#### RECORD SET:
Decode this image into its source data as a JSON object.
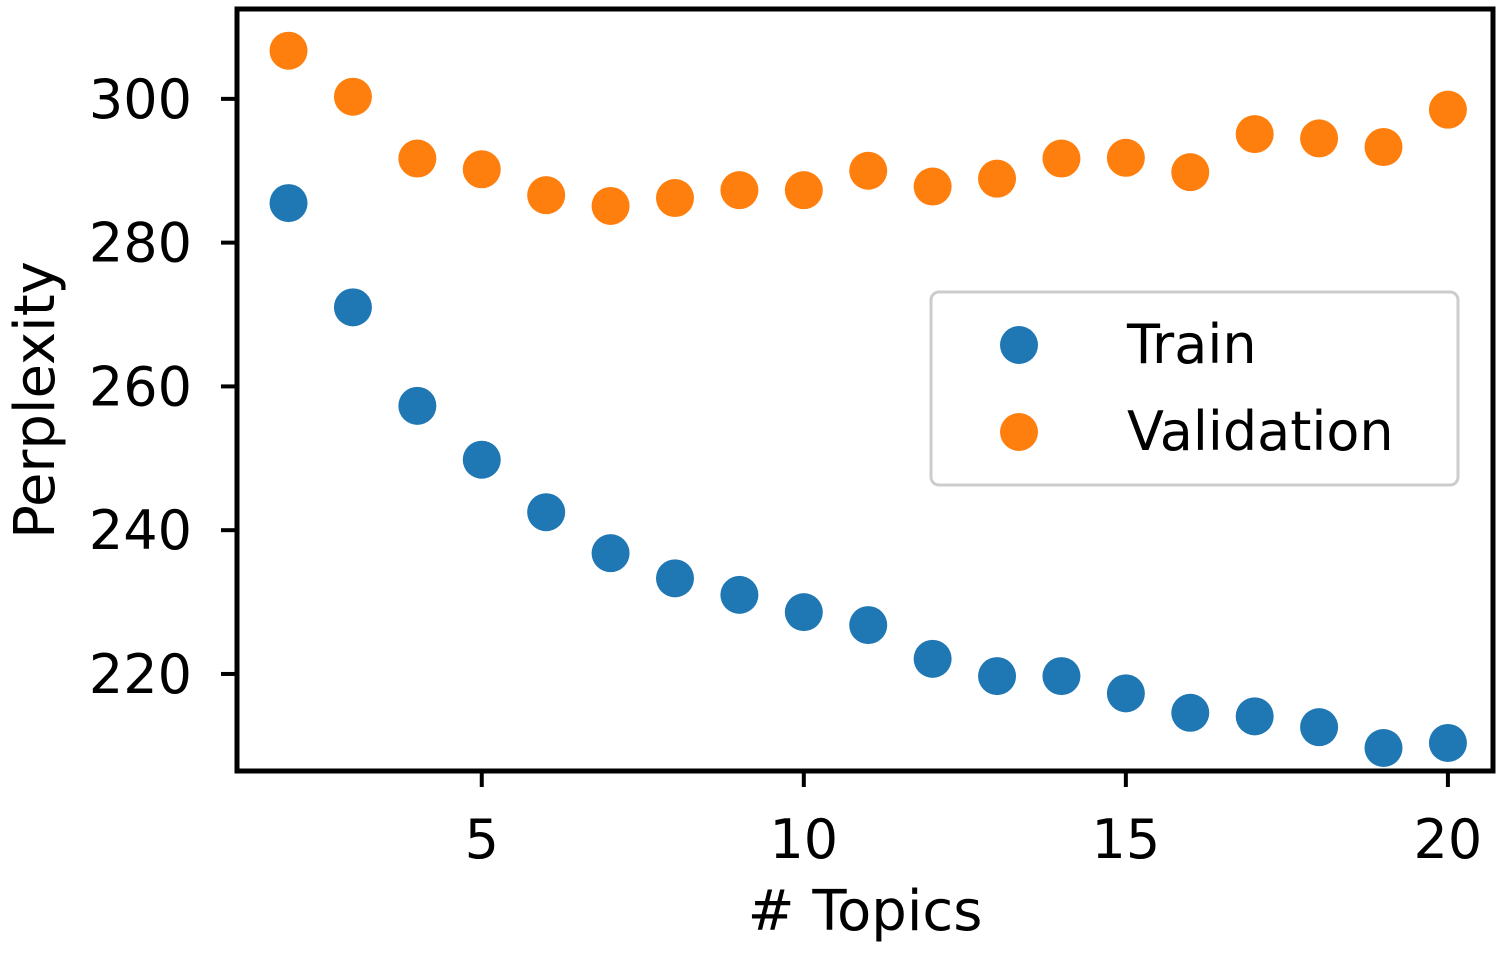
{
  "chart_data": {
    "type": "scatter",
    "xlabel": "# Topics",
    "ylabel": "Perplexity",
    "xlim": [
      1.2,
      20.7
    ],
    "ylim": [
      206.5,
      312.5
    ],
    "xticks": [
      5,
      10,
      15,
      20
    ],
    "yticks": [
      220,
      240,
      260,
      280,
      300
    ],
    "grid": false,
    "legend_position": "center-right",
    "series": [
      {
        "name": "Train",
        "color": "#1f77b4",
        "x": [
          2,
          3,
          4,
          5,
          6,
          7,
          8,
          9,
          10,
          11,
          12,
          13,
          14,
          15,
          16,
          17,
          18,
          19,
          20
        ],
        "y": [
          285.5,
          271.0,
          257.3,
          249.8,
          242.5,
          236.8,
          233.3,
          231.0,
          228.6,
          226.8,
          222.1,
          219.7,
          219.7,
          217.3,
          214.6,
          214.1,
          212.6,
          209.7,
          210.4
        ]
      },
      {
        "name": "Validation",
        "color": "#ff7f0e",
        "x": [
          2,
          3,
          4,
          5,
          6,
          7,
          8,
          9,
          10,
          11,
          12,
          13,
          14,
          15,
          16,
          17,
          18,
          19,
          20
        ],
        "y": [
          306.7,
          300.3,
          291.7,
          290.2,
          286.6,
          285.1,
          286.2,
          287.3,
          287.3,
          290.0,
          287.8,
          288.9,
          291.7,
          291.8,
          289.8,
          295.1,
          294.5,
          293.3,
          298.5
        ]
      }
    ]
  }
}
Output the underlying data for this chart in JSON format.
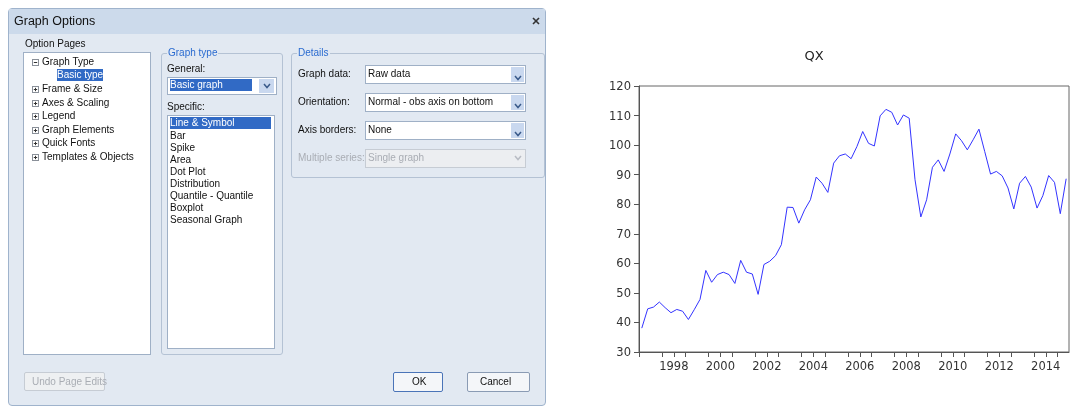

#### EXERCISE PROMPT:
Without the pictures, repeat the listing above exactly.

#### RIGHT ANSWER:
Decode this image into its source data as a JSON object.
{
  "chart_data": {
    "type": "scatter",
    "xlabel": "# Topics",
    "ylabel": "Perplexity",
    "xlim": [
      1.2,
      20.7
    ],
    "ylim": [
      206.5,
      312.5
    ],
    "xticks": [
      5,
      10,
      15,
      20
    ],
    "yticks": [
      220,
      240,
      260,
      280,
      300
    ],
    "grid": false,
    "legend_position": "center-right",
    "series": [
      {
        "name": "Train",
        "color": "#1f77b4",
        "x": [
          2,
          3,
          4,
          5,
          6,
          7,
          8,
          9,
          10,
          11,
          12,
          13,
          14,
          15,
          16,
          17,
          18,
          19,
          20
        ],
        "y": [
          285.5,
          271.0,
          257.3,
          249.8,
          242.5,
          236.8,
          233.3,
          231.0,
          228.6,
          226.8,
          222.1,
          219.7,
          219.7,
          217.3,
          214.6,
          214.1,
          212.6,
          209.7,
          210.4
        ]
      },
      {
        "name": "Validation",
        "color": "#ff7f0e",
        "x": [
          2,
          3,
          4,
          5,
          6,
          7,
          8,
          9,
          10,
          11,
          12,
          13,
          14,
          15,
          16,
          17,
          18,
          19,
          20
        ],
        "y": [
          306.7,
          300.3,
          291.7,
          290.2,
          286.6,
          285.1,
          286.2,
          287.3,
          287.3,
          290.0,
          287.8,
          288.9,
          291.7,
          291.8,
          289.8,
          295.1,
          294.5,
          293.3,
          298.5
        ]
      }
    ]
  }
}
Output the underlying data for this chart in JSON format.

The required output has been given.